Return the lines from the very first one up to and including the line containing "322, 552, 339]", copied without any change.
─── MATERIAL FOR THIS TASK
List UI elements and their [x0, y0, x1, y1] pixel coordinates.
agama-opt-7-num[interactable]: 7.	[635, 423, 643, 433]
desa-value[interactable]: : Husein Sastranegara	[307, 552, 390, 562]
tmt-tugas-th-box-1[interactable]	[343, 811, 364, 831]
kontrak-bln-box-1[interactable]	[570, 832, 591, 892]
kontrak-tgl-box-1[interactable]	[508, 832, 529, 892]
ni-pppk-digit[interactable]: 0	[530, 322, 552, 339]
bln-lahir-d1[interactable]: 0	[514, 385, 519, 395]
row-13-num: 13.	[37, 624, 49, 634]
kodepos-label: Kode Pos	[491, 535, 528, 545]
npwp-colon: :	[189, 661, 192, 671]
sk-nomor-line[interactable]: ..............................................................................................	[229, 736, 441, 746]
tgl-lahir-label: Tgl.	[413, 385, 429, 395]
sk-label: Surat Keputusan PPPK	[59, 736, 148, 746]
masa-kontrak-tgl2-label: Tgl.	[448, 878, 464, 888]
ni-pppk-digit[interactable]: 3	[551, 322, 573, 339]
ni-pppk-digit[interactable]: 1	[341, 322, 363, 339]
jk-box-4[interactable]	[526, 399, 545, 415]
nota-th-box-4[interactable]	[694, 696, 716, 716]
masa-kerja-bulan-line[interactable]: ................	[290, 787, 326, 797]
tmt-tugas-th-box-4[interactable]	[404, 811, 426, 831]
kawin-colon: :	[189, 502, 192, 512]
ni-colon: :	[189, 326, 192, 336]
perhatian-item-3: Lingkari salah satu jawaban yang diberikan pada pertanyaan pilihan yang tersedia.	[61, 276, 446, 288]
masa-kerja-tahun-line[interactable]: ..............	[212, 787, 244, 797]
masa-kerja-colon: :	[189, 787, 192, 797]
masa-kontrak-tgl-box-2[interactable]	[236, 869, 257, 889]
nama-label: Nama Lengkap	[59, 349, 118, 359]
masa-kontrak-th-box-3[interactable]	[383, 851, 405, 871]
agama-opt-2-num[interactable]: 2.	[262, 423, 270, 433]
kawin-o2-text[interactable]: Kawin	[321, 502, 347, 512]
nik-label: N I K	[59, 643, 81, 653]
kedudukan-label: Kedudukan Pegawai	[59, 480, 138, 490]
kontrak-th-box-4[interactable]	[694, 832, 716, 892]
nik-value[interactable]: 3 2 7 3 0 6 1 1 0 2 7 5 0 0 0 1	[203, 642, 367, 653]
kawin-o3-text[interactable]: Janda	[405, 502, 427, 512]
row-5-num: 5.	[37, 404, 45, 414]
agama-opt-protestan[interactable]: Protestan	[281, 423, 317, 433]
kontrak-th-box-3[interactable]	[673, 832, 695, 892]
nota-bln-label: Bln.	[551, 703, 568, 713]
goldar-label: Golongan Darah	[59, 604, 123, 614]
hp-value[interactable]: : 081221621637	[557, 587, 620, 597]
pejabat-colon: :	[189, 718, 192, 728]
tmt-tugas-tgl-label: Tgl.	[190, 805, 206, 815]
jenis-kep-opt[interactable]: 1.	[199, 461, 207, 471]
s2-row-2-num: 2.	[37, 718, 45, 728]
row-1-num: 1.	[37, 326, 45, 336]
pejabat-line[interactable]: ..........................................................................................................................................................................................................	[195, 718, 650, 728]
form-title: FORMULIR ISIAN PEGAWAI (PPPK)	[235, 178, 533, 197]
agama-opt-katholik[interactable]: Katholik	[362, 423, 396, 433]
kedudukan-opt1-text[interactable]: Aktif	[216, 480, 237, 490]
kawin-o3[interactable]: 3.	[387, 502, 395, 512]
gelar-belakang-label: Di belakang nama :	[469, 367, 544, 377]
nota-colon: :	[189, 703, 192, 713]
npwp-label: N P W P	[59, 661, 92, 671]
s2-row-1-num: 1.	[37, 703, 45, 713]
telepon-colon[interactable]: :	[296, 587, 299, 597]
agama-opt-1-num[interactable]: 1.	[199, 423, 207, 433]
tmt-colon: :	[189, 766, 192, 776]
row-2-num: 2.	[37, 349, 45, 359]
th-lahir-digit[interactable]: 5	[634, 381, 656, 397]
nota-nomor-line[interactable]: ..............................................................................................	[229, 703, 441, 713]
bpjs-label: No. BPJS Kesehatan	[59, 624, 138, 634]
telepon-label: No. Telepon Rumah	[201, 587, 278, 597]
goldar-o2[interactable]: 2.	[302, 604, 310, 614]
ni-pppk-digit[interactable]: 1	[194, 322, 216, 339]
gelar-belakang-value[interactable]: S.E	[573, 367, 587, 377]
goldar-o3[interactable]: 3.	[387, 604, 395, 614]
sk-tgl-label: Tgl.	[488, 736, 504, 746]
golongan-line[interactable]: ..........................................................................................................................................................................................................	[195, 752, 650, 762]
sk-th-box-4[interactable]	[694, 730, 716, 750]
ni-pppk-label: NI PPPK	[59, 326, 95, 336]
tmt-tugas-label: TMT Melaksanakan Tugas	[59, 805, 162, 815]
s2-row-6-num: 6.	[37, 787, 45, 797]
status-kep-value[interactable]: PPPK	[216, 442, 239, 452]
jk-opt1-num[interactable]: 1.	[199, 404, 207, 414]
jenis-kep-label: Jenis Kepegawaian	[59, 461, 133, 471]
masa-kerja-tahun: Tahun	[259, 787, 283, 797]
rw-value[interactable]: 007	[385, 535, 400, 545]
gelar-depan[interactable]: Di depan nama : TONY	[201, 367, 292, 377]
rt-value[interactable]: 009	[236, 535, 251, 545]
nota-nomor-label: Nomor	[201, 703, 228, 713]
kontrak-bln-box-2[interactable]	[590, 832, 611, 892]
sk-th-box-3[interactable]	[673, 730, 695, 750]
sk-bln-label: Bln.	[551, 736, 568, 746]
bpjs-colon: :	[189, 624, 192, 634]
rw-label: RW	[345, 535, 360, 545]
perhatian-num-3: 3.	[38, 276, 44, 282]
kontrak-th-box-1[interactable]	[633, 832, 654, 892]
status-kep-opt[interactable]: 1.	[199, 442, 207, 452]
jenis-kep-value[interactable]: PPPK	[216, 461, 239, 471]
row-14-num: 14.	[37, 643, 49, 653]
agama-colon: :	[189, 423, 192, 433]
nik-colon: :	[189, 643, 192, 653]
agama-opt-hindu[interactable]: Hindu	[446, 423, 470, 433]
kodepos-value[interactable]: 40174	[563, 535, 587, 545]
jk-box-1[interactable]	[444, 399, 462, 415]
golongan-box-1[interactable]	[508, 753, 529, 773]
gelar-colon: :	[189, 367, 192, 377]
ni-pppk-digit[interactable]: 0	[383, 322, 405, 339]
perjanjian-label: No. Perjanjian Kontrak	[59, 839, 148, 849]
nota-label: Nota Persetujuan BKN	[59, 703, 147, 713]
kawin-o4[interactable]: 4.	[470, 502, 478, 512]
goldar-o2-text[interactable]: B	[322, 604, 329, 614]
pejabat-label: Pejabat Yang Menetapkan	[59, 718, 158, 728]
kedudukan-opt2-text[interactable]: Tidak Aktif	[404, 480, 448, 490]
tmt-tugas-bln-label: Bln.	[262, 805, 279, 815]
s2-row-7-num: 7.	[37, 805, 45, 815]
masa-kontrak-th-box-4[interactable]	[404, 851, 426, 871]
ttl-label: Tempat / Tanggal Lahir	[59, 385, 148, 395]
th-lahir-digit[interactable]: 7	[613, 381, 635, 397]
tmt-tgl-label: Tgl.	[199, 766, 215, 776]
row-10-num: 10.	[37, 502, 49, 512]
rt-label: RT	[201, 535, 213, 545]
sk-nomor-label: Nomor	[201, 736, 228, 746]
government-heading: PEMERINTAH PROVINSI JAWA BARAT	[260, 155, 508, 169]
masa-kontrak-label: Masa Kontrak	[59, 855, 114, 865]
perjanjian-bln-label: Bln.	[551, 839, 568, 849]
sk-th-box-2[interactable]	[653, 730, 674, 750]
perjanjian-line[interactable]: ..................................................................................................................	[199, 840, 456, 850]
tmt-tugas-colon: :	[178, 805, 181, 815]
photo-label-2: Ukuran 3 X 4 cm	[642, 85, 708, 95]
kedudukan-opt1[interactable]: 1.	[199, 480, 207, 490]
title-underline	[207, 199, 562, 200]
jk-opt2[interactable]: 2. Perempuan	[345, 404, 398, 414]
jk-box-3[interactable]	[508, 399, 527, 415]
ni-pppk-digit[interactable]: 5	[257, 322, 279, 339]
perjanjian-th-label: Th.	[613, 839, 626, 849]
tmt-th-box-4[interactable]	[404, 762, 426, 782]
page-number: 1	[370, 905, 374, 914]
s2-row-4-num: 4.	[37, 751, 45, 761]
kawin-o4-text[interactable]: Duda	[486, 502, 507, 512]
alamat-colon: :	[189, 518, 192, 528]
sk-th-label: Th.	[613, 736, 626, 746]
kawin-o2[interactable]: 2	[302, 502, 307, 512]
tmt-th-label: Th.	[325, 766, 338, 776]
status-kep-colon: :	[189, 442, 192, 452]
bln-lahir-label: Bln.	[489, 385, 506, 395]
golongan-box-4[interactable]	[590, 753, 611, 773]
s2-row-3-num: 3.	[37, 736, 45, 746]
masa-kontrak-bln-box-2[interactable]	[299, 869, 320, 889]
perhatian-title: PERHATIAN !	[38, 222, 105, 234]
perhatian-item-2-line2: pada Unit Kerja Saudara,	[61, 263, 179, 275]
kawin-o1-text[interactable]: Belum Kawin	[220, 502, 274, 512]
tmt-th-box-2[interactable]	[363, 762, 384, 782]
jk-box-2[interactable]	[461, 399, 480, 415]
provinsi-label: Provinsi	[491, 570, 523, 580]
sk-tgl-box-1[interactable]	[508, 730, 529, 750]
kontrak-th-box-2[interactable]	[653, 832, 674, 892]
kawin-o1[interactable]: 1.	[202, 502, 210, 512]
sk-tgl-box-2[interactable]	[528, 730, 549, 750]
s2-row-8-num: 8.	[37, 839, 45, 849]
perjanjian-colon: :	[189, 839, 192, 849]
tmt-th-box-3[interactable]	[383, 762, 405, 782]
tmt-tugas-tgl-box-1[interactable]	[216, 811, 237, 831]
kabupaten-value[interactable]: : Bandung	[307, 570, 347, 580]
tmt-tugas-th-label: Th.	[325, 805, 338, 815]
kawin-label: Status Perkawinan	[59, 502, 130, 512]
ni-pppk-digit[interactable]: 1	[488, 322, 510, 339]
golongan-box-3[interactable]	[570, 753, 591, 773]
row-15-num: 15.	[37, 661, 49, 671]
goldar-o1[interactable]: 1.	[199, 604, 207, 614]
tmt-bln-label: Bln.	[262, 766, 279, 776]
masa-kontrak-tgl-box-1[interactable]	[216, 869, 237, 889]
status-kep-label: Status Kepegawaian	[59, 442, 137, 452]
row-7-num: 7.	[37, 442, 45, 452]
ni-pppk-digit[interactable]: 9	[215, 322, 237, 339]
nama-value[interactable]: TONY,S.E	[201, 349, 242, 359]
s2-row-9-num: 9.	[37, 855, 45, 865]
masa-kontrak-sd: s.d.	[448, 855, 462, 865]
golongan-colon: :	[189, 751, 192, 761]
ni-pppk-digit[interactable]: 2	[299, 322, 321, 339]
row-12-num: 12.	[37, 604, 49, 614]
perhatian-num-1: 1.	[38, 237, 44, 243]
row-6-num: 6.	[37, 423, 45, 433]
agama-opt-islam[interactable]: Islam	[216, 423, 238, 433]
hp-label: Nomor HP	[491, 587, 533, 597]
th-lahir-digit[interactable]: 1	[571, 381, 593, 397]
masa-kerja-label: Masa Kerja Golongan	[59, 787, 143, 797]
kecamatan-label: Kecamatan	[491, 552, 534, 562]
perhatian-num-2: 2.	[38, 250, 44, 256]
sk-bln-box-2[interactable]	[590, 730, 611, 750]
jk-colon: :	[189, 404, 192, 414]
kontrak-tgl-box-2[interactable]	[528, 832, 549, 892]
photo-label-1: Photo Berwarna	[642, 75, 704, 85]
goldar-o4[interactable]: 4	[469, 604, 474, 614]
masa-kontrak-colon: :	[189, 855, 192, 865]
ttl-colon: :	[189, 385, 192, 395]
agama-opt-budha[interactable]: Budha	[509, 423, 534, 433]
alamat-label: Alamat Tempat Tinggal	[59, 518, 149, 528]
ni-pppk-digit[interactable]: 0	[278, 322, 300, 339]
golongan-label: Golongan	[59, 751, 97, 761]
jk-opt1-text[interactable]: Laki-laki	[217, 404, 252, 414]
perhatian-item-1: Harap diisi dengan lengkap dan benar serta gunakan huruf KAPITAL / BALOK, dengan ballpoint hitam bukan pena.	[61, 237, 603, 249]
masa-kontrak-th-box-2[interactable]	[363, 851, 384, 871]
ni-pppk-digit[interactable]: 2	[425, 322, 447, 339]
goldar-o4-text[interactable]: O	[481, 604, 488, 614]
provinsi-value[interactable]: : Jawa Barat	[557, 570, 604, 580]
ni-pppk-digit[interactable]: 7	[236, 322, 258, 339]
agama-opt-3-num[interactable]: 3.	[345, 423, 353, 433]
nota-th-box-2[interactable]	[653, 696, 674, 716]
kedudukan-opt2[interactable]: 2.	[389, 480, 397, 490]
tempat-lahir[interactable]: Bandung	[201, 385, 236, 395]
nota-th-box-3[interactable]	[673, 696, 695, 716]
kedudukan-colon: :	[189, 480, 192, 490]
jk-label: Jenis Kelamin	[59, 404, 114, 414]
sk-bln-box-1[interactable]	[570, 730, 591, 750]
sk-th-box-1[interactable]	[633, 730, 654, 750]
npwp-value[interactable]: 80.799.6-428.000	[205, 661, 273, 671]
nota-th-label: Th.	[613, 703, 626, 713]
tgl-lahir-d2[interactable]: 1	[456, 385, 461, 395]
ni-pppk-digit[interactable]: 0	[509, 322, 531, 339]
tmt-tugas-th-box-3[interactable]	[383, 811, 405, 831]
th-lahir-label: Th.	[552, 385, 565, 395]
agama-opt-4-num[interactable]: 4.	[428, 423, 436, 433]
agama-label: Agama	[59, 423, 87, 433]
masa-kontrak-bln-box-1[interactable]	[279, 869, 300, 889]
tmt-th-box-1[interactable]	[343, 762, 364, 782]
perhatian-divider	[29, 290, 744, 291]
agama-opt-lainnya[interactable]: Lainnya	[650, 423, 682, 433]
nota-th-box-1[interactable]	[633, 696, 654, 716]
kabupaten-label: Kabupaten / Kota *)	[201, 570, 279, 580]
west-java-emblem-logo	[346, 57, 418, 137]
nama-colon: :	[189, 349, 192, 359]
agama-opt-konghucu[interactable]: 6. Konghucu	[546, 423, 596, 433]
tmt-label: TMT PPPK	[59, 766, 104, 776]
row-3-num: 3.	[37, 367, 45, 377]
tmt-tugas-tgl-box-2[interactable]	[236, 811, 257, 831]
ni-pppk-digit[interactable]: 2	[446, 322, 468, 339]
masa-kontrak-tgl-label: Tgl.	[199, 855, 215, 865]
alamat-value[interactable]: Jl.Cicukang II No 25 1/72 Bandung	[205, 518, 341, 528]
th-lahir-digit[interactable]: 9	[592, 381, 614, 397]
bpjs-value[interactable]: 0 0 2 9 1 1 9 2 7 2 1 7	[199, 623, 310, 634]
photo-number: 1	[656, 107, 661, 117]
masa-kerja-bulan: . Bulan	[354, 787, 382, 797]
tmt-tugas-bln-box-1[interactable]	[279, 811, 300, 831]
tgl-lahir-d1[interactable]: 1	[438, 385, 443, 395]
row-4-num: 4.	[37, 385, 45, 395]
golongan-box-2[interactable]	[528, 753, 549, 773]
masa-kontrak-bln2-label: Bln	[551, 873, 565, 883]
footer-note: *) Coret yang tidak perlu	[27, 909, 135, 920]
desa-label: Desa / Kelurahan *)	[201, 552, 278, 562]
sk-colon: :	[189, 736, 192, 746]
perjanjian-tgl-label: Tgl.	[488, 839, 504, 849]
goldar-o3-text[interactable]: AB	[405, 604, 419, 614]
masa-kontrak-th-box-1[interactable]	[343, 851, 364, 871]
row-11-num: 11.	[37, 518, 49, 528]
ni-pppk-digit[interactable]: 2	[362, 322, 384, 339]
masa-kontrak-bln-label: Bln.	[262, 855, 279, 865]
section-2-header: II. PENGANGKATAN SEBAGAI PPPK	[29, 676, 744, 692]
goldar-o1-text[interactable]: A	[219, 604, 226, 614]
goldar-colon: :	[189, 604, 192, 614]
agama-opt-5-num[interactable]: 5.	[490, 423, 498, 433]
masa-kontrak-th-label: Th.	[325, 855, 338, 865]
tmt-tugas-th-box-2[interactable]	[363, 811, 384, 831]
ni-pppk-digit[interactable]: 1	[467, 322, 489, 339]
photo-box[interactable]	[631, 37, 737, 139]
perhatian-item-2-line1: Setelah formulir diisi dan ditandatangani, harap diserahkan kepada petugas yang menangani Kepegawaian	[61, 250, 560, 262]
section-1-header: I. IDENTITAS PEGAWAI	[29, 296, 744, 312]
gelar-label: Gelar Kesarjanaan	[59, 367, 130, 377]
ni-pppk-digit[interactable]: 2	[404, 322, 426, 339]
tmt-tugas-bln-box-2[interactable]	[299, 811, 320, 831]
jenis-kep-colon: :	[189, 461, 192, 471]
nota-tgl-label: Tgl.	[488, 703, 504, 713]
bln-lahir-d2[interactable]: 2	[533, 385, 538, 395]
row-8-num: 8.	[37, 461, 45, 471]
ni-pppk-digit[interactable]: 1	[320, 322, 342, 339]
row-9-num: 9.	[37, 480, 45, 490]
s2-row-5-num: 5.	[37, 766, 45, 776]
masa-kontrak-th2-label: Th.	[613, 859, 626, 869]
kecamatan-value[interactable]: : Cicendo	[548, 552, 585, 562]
──────
ANSWER FOR THIS EXERCISE ::
List UI elements and their [x0, y0, x1, y1] pixel coordinates.
agama-opt-7-num[interactable]: 7.	[635, 423, 643, 433]
desa-value[interactable]: : Husein Sastranegara	[307, 552, 390, 562]
tmt-tugas-th-box-1[interactable]	[343, 811, 364, 831]
kontrak-bln-box-1[interactable]	[570, 832, 591, 892]
kontrak-tgl-box-1[interactable]	[508, 832, 529, 892]
ni-pppk-digit[interactable]: 0	[530, 322, 552, 339]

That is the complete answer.